==== Information

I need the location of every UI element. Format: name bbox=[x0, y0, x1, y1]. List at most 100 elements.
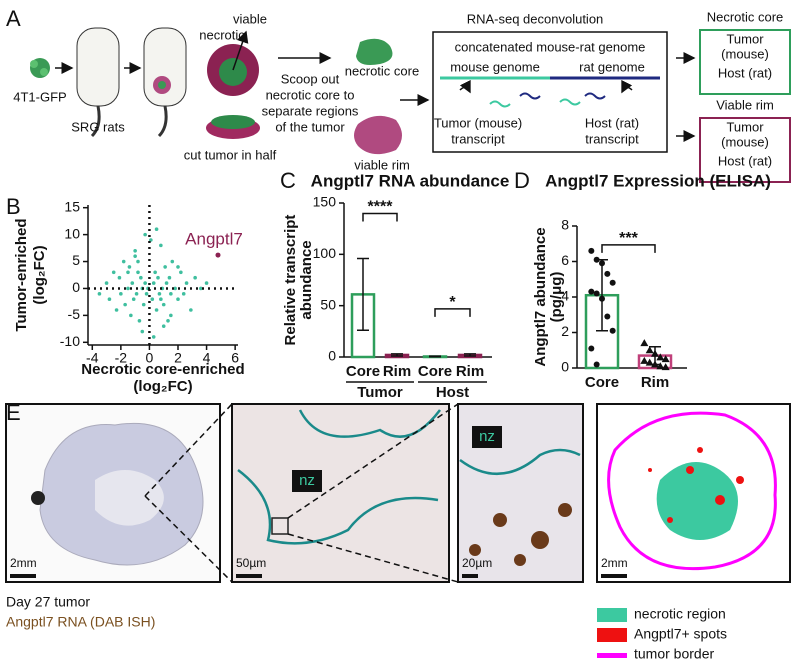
y-tick-label: -10 bbox=[60, 333, 80, 349]
panel-letter: C bbox=[280, 168, 296, 193]
label: separate regions bbox=[262, 103, 359, 118]
point bbox=[131, 297, 136, 302]
deconv-box bbox=[432, 31, 668, 153]
label: Scoop out bbox=[281, 71, 340, 86]
point bbox=[156, 275, 160, 280]
rim-result-box bbox=[699, 117, 791, 183]
point bbox=[127, 265, 132, 269]
point bbox=[651, 360, 659, 368]
point bbox=[130, 281, 135, 285]
point bbox=[143, 281, 147, 285]
point bbox=[166, 318, 170, 323]
zone-label: nz bbox=[479, 428, 495, 445]
error-bar bbox=[429, 355, 441, 358]
point bbox=[121, 259, 126, 264]
point bbox=[134, 292, 139, 296]
point bbox=[179, 270, 183, 275]
point bbox=[604, 313, 611, 320]
point bbox=[123, 302, 127, 307]
y-axis-label: Relative transcript bbox=[282, 215, 299, 346]
y-axis-label: (log₂FC) bbox=[31, 245, 48, 304]
point bbox=[154, 308, 159, 312]
tissue-core bbox=[95, 470, 164, 526]
label: Host (rat) bbox=[585, 115, 639, 130]
point bbox=[157, 292, 162, 296]
necrotic-region bbox=[656, 462, 738, 540]
point bbox=[119, 292, 123, 296]
y-tick-label: 10 bbox=[64, 225, 80, 241]
point bbox=[151, 335, 156, 339]
panel-a-labels: 4T1-GFP SRG rats necrotic viable cut tum… bbox=[13, 9, 783, 172]
significance-label: *** bbox=[619, 230, 638, 247]
highlight-label: Angptl7 bbox=[185, 230, 243, 249]
panel-e bbox=[5, 403, 791, 583]
angptl7-spots bbox=[648, 447, 744, 523]
y-axis-label: Angptl7 abundance bbox=[532, 227, 549, 366]
point bbox=[588, 247, 595, 254]
chart-title: Angptl7 RNA abundance bbox=[311, 171, 510, 190]
x-axis-label: (log₂FC) bbox=[133, 378, 192, 395]
point bbox=[153, 270, 157, 275]
x-tick-label: 2 bbox=[174, 350, 182, 366]
point bbox=[117, 275, 122, 280]
y-tick-label: 5 bbox=[72, 252, 80, 268]
point bbox=[144, 292, 149, 296]
point bbox=[143, 232, 147, 237]
y-tick-label: -5 bbox=[68, 306, 81, 322]
label: Viable rim bbox=[716, 97, 774, 112]
label: Tumor bbox=[726, 31, 764, 46]
point bbox=[199, 286, 203, 291]
point bbox=[656, 362, 665, 370]
x-tick-label: -4 bbox=[86, 350, 99, 366]
scale-bar-label: 2mm bbox=[10, 556, 37, 570]
point bbox=[139, 275, 143, 280]
point bbox=[593, 290, 600, 297]
y-tick-label: 0 bbox=[328, 348, 336, 364]
point bbox=[169, 292, 173, 296]
point bbox=[111, 270, 116, 275]
panel-letter: A bbox=[6, 6, 21, 31]
error-bar bbox=[391, 353, 403, 357]
panel-letter: D bbox=[514, 168, 530, 193]
core-sample bbox=[356, 38, 393, 65]
point bbox=[609, 327, 616, 334]
label: necrotic core bbox=[345, 63, 419, 78]
error-bar bbox=[357, 257, 369, 332]
label: viable rim bbox=[354, 157, 410, 172]
label: 4T1-GFP bbox=[13, 89, 66, 104]
point bbox=[645, 346, 654, 354]
zone-label: nz bbox=[299, 472, 315, 489]
point bbox=[189, 308, 193, 312]
significance-label: * bbox=[449, 294, 456, 311]
point bbox=[107, 297, 112, 302]
point bbox=[588, 345, 595, 352]
point bbox=[204, 281, 209, 285]
label: Tumor (mouse) bbox=[434, 115, 522, 130]
y-tick-label: 0 bbox=[72, 279, 80, 295]
legend-label: tumor border bbox=[634, 646, 714, 661]
caption: Angptl7 RNA (DAB ISH) bbox=[6, 614, 155, 630]
panel-letter: B bbox=[6, 194, 21, 219]
x-tick-label: Rim bbox=[456, 363, 484, 380]
label: mouse genome bbox=[450, 59, 540, 74]
y-tick-label: 2 bbox=[561, 323, 569, 339]
point bbox=[604, 270, 611, 277]
y-tick-label: 100 bbox=[313, 245, 337, 261]
point bbox=[609, 279, 616, 286]
scale-bar-label: 2mm bbox=[601, 556, 628, 570]
point bbox=[599, 260, 605, 267]
point bbox=[661, 363, 670, 371]
panel-e-labels: 2mm 50µm 20µm 2mm nz nz Day 27 tumor Ang… bbox=[6, 428, 628, 630]
point bbox=[164, 281, 169, 285]
label: SRG rats bbox=[71, 119, 125, 134]
point bbox=[656, 353, 665, 361]
label: Necrotic core bbox=[707, 9, 784, 24]
significance-bracket bbox=[601, 244, 656, 253]
point bbox=[136, 270, 140, 275]
legend-label: Angptl7+ spots bbox=[634, 626, 727, 642]
point bbox=[126, 270, 130, 275]
y-axis-label: Tumor-enriched bbox=[13, 218, 30, 331]
core-result-box bbox=[699, 29, 791, 95]
label: concatenated mouse-rat genome bbox=[455, 39, 646, 54]
point bbox=[640, 339, 649, 347]
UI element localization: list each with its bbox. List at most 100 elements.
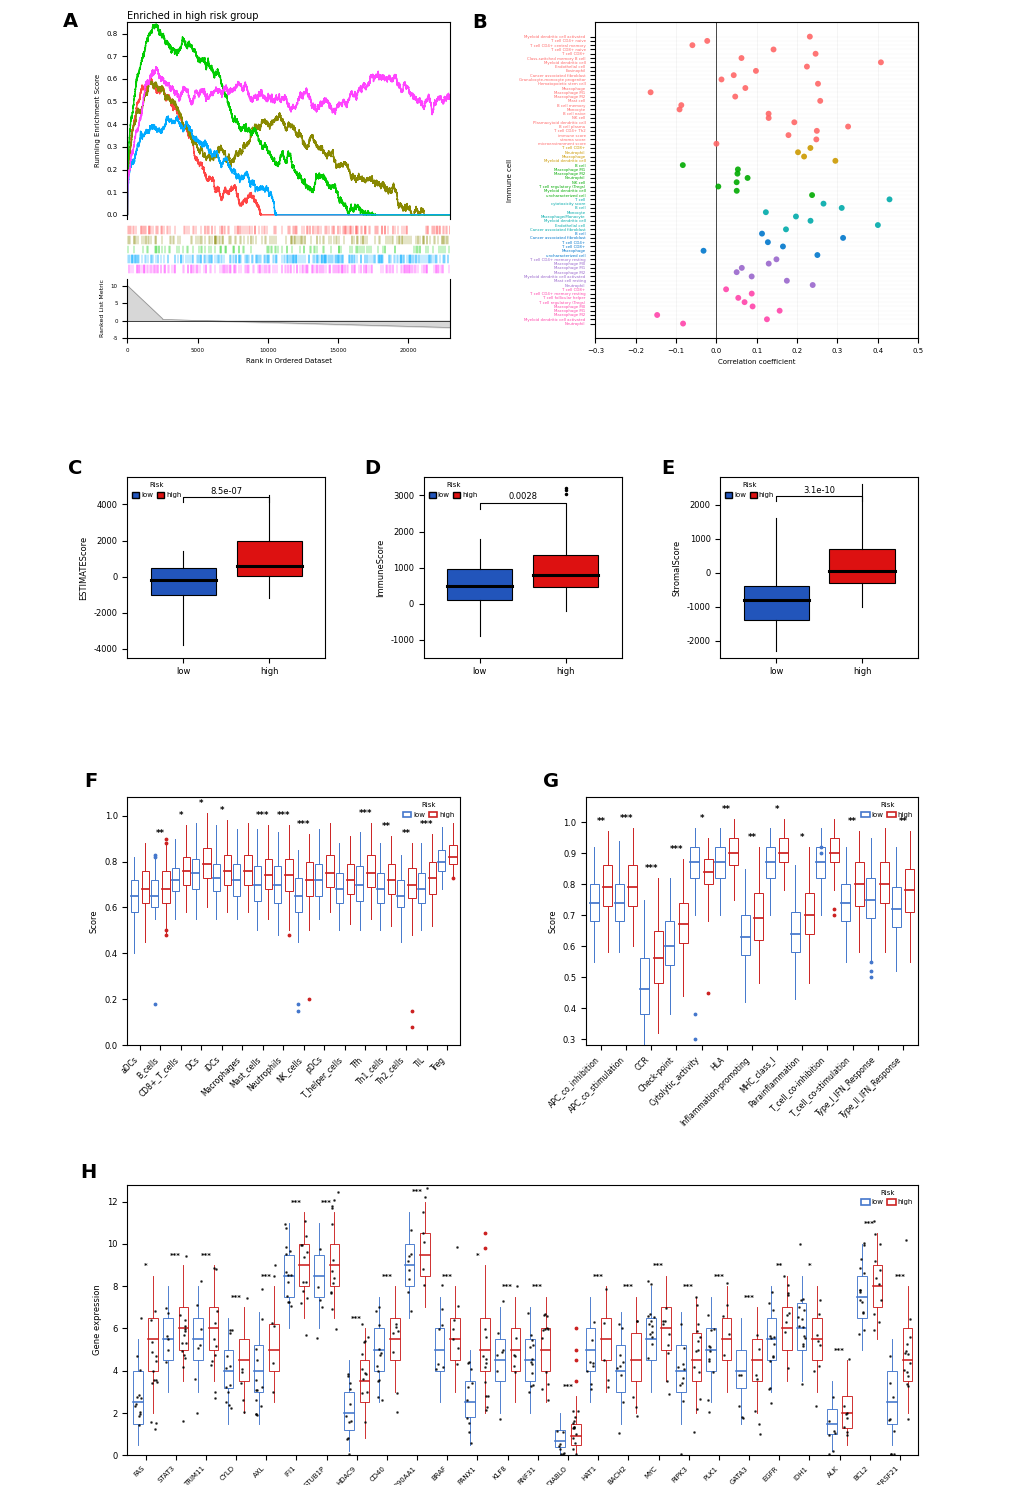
Point [808, 244, 824, 267]
Bar [356, 866, 363, 900]
Bar [865, 878, 874, 918]
Y-axis label: Ranked List Metric: Ranked List Metric [100, 279, 105, 337]
Bar [653, 931, 662, 983]
Bar [299, 1244, 309, 1286]
Text: **: ** [156, 829, 165, 838]
Bar [178, 1307, 189, 1350]
KEGG_MELANOMA [217, 83, 229, 101]
Text: ***: *** [441, 1274, 452, 1280]
Point [798, 55, 814, 79]
KEGG_MELANOMA [228, 108, 240, 126]
Bar [765, 846, 774, 878]
Text: ***: *** [321, 1200, 332, 1206]
Text: *: * [144, 1264, 148, 1270]
KEGG_MELANOMA [251, 126, 263, 144]
Text: **: ** [847, 817, 856, 827]
Bar [589, 884, 598, 921]
Bar [274, 866, 281, 903]
Bar [511, 1329, 520, 1371]
Text: **: ** [381, 823, 390, 832]
Bar [790, 912, 799, 952]
Bar [480, 1317, 489, 1371]
Line: KEGG_ECM_RECEPTOR_INTERACTION: KEGG_ECM_RECEPTOR_INTERACTION [127, 76, 449, 215]
Point [730, 287, 746, 310]
Y-axis label: Immune cell: Immune cell [506, 159, 513, 202]
Bar [465, 1381, 474, 1417]
Point [728, 171, 744, 195]
Bar [904, 869, 913, 912]
KEGG_ECM_RECEPTOR_INTERACTION [137, 77, 149, 95]
Bar [678, 903, 687, 943]
X-axis label: Correlation coefficient: Correlation coefficient [717, 359, 795, 365]
Text: ***: *** [290, 1200, 302, 1206]
Bar [269, 1325, 278, 1371]
Bar [664, 921, 674, 965]
Point [747, 59, 763, 83]
Point [729, 162, 745, 186]
Text: ***: *** [683, 1285, 694, 1290]
Bar [645, 1317, 655, 1360]
Y-axis label: Gene expression: Gene expression [93, 1285, 102, 1356]
KEGG_PATHWAYS_IN_CANCER [137, 128, 149, 146]
Text: F: F [85, 772, 98, 792]
Point [743, 264, 759, 288]
Text: *: * [807, 1264, 810, 1270]
Bar [660, 1307, 671, 1350]
Y-axis label: Score: Score [548, 909, 556, 933]
KEGG_MELANOMA [443, 206, 455, 224]
Point [786, 110, 802, 134]
KEGG_REGULATION_OF_ACTIN_CYTOSKELETON [121, 206, 133, 224]
Text: H: H [81, 1163, 96, 1182]
KEGG_ECM_RECEPTOR_INTERACTION [410, 206, 422, 224]
Bar [841, 884, 850, 921]
Bar [446, 569, 512, 600]
Text: **: ** [401, 829, 411, 838]
Bar [736, 1350, 746, 1387]
Bar [192, 860, 200, 890]
Point [753, 221, 769, 245]
Bar [494, 1339, 504, 1381]
Point [648, 303, 664, 327]
KEGG_ECM_RECEPTOR_INTERACTION [228, 177, 240, 195]
Bar [721, 1317, 731, 1360]
Text: *: * [699, 814, 703, 823]
KEGG_ECM_RECEPTOR_INTERACTION [254, 206, 266, 224]
Point [802, 209, 818, 233]
X-axis label: Rank in Ordered Dataset: Rank in Ordered Dataset [246, 358, 331, 364]
Bar [360, 1360, 369, 1402]
Point [767, 248, 784, 272]
Bar [782, 1307, 791, 1350]
Bar [602, 866, 611, 906]
KEGG_ECM_RECEPTOR_INTERACTION [251, 195, 263, 212]
Bar [779, 838, 788, 863]
Bar [585, 1329, 595, 1371]
Point [727, 85, 743, 108]
Point [728, 260, 744, 284]
Point [780, 123, 796, 147]
Text: ***: *** [351, 1316, 362, 1322]
Point [804, 273, 820, 297]
Bar [525, 1339, 534, 1381]
Bar [571, 1424, 580, 1445]
Point [770, 298, 787, 322]
Bar [703, 860, 712, 884]
Bar [615, 1345, 625, 1391]
KEGG_ECM_RECEPTOR_INTERACTION [443, 206, 455, 224]
Bar [639, 958, 648, 1014]
Text: ***: *** [170, 1253, 181, 1259]
Point [803, 183, 819, 206]
Point [777, 269, 794, 293]
Point [826, 148, 843, 172]
Bar [751, 1339, 761, 1381]
Point [760, 102, 776, 126]
Y-axis label: StromalScore: StromalScore [672, 539, 681, 595]
Point [743, 282, 759, 306]
Legend: low, high: low, high [859, 1188, 914, 1207]
KEGG_PATHWAYS_IN_CANCER [269, 206, 281, 224]
Point [869, 214, 886, 238]
Bar [828, 549, 894, 584]
Bar [182, 857, 190, 885]
Point [737, 76, 753, 99]
Text: ***: *** [669, 845, 683, 854]
Text: ***: *** [644, 864, 657, 873]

========

Task statement: Go line by line through the material above and return each one that includes "spots".

Solution:
angptl7-spots bbox=[648, 447, 744, 523]
legend-label: Angptl7+ spots bbox=[634, 626, 727, 642]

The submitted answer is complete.